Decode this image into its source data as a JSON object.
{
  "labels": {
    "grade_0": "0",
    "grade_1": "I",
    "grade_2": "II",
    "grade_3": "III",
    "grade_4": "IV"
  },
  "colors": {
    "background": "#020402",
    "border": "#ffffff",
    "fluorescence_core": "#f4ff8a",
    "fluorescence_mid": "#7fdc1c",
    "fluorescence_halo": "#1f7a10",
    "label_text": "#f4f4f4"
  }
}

○ ○ ○ ○ ○

Can you give every line above again, exactly as written?

## Finished answer
Decode this image into its source data as a JSON object.
{
  "labels": {
    "grade_0": "0",
    "grade_1": "I",
    "grade_2": "II",
    "grade_3": "III",
    "grade_4": "IV"
  },
  "colors": {
    "background": "#020402",
    "border": "#ffffff",
    "fluorescence_core": "#f4ff8a",
    "fluorescence_mid": "#7fdc1c",
    "fluorescence_halo": "#1f7a10",
    "label_text": "#f4f4f4"
  }
}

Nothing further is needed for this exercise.